• [Set exercise]:
Reproduce every entry exactly and leave its pictures out.
========================================================================
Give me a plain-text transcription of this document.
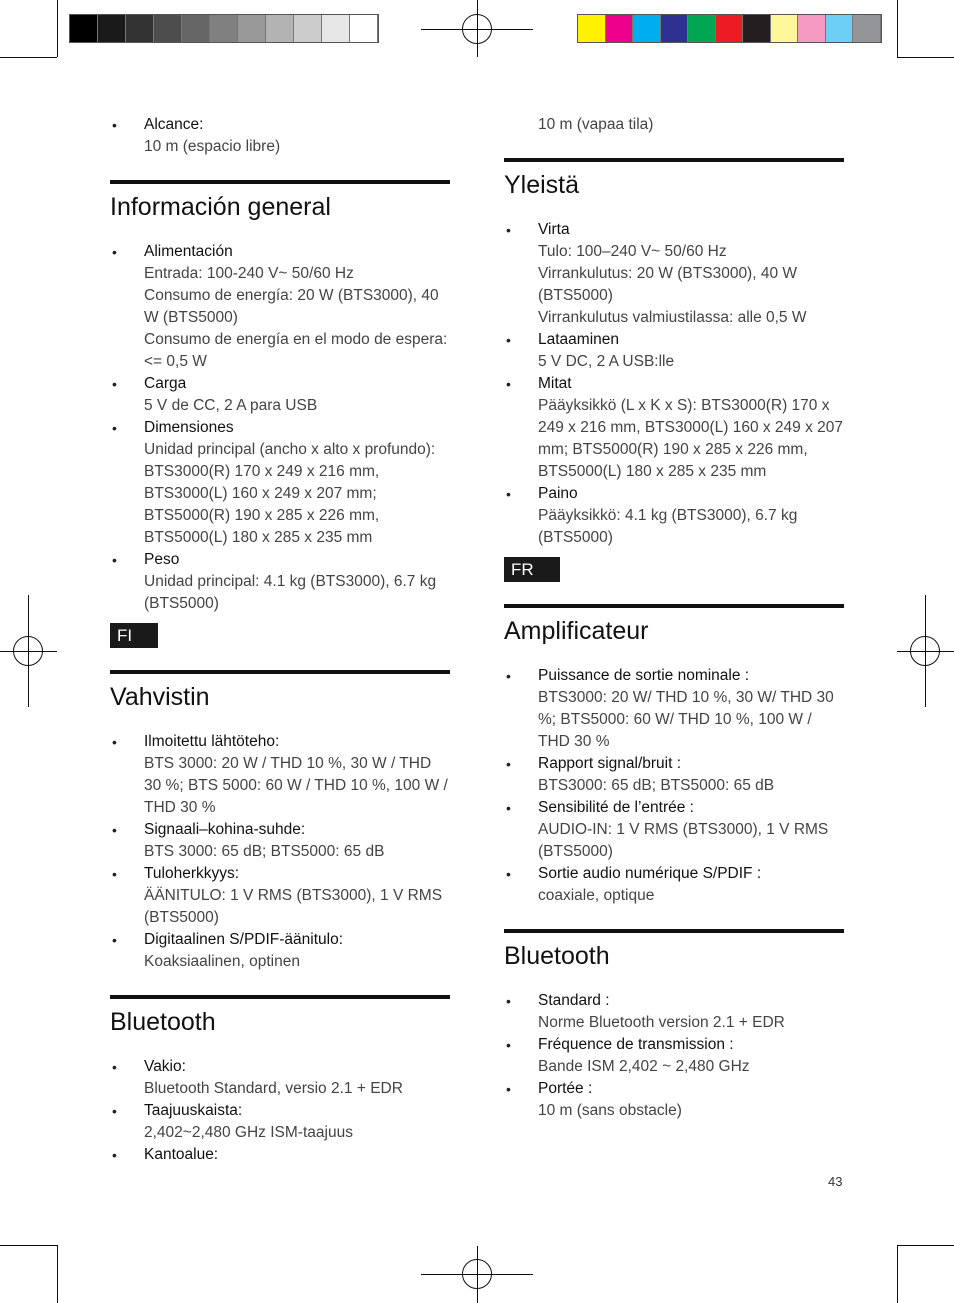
• Alcance:
10 m (espacio libre)
Información general
• Alimentación
Entrada: 100-240 V~ 50/60 Hz
Consumo de energía: 20 W (BTS3000), 40 W (BTS5000)
Consumo de energía en el modo de espera: <= 0,5 W
• Carga
5 V de CC, 2 A para USB
• Dimensiones
Unidad principal (ancho x alto x profundo): BTS3000(R) 170 x 249 x 216 mm, BTS3000(L) 160 x 249 x 207 mm; BTS5000(R) 190 x 285 x 226 mm, BTS5000(L) 180 x 285 x 235 mm
• Peso
Unidad principal: 4.1 kg (BTS3000), 6.7 kg (BTS5000)
FI
Vahvistin
• Ilmoitettu lähtöteho:
BTS 3000: 20 W / THD 10 %, 30 W / THD 30 %; BTS 5000: 60 W / THD 10 %, 100 W / THD 30 %
• Signaali–kohina-suhde:
BTS 3000: 65 dB; BTS5000: 65 dB
• Tuloherkkyys:
ÄÄNITULO: 1 V RMS (BTS3000), 1 V RMS (BTS5000)
• Digitaalinen S/PDIF-äänitulo:
Koaksiaalinen, optinen
Bluetooth
• Vakio:
Bluetooth Standard, versio 2.1 + EDR
• Taajuuskaista:
2,402~2,480 GHz ISM-taajuus
• Kantoalue:
10 m (vapaa tila)
Yleistä
• Virta
Tulo: 100–240 V~ 50/60 Hz
Virrankulutus: 20 W (BTS3000), 40 W (BTS5000)
Virrankulutus valmiustilassa: alle 0,5 W
• Lataaminen
5 V DC, 2 A USB:lle
• Mitat
Pääyksikkö (L x K x S): BTS3000(R) 170 x 249 x 216 mm, BTS3000(L) 160 x 249 x 207 mm; BTS5000(R) 190 x 285 x 226 mm, BTS5000(L) 180 x 285 x 235 mm
• Paino
Pääyksikkö: 4.1 kg (BTS3000), 6.7 kg (BTS5000)
FR
Amplificateur
• Puissance de sortie nominale :
BTS3000: 20 W/ THD 10 %, 30 W/ THD 30 %; BTS5000: 60 W/ THD 10 %, 100 W / THD 30 %
• Rapport signal/bruit :
BTS3000: 65 dB; BTS5000: 65 dB
• Sensibilité de l’entrée :
AUDIO-IN: 1 V RMS (BTS3000), 1 V RMS (BTS5000)
• Sortie audio numérique S/PDIF :
coaxiale, optique
Bluetooth
• Standard :
Norme Bluetooth version 2.1 + EDR
• Fréquence de transmission :
Bande ISM 2,402 ~ 2,480 GHz
• Portée :
10 m (sans obstacle)
43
========================================================================
• [Task result]:
Give me a plain-text transcription of this document.
• Alcance:
10 m (espacio libre)
Información general
• Alimentación
Entrada: 100-240 V~ 50/60 Hz
Consumo de energía: 20 W (BTS3000), 40 W (BTS5000)
Consumo de energía en el modo de espera: <= 0,5 W
• Carga
5 V de CC, 2 A para USB
• Dimensiones
Unidad principal (ancho x alto x profundo): BTS3000(R) 170 x 249 x 216 mm, BTS3000(L) 160 x 249 x 207 mm; BTS5000(R) 190 x 285 x 226 mm, BTS5000(L) 180 x 285 x 235 mm
• Peso
Unidad principal: 4.1 kg (BTS3000), 6.7 kg (BTS5000)
FI
Vahvistin
• Ilmoitettu lähtöteho:
BTS 3000: 20 W / THD 10 %, 30 W / THD 30 %; BTS 5000: 60 W / THD 10 %, 100 W / THD 30 %
• Signaali–kohina-suhde:
BTS 3000: 65 dB; BTS5000: 65 dB
• Tuloherkkyys:
ÄÄNITULO: 1 V RMS (BTS3000), 1 V RMS (BTS5000)
• Digitaalinen S/PDIF-äänitulo:
Koaksiaalinen, optinen
Bluetooth
• Vakio:
Bluetooth Standard, versio 2.1 + EDR
• Taajuuskaista:
2,402~2,480 GHz ISM-taajuus
• Kantoalue:
10 m (vapaa tila)
Yleistä
• Virta
Tulo: 100–240 V~ 50/60 Hz
Virrankulutus: 20 W (BTS3000), 40 W (BTS5000)
Virrankulutus valmiustilassa: alle 0,5 W
• Lataaminen
5 V DC, 2 A USB:lle
• Mitat
Pääyksikkö (L x K x S): BTS3000(R) 170 x 249 x 216 mm, BTS3000(L) 160 x 249 x 207 mm; BTS5000(R) 190 x 285 x 226 mm, BTS5000(L) 180 x 285 x 235 mm
• Paino
Pääyksikkö: 4.1 kg (BTS3000), 6.7 kg (BTS5000)
FR
Amplificateur
• Puissance de sortie nominale :
BTS3000: 20 W/ THD 10 %, 30 W/ THD 30 %; BTS5000: 60 W/ THD 10 %, 100 W / THD 30 %
• Rapport signal/bruit :
BTS3000: 65 dB; BTS5000: 65 dB
• Sensibilité de l’entrée :
AUDIO-IN: 1 V RMS (BTS3000), 1 V RMS (BTS5000)
• Sortie audio numérique S/PDIF :
coaxiale, optique
Bluetooth
• Standard :
Norme Bluetooth version 2.1 + EDR
• Fréquence de transmission :
Bande ISM 2,402 ~ 2,480 GHz
• Portée :
10 m (sans obstacle)
43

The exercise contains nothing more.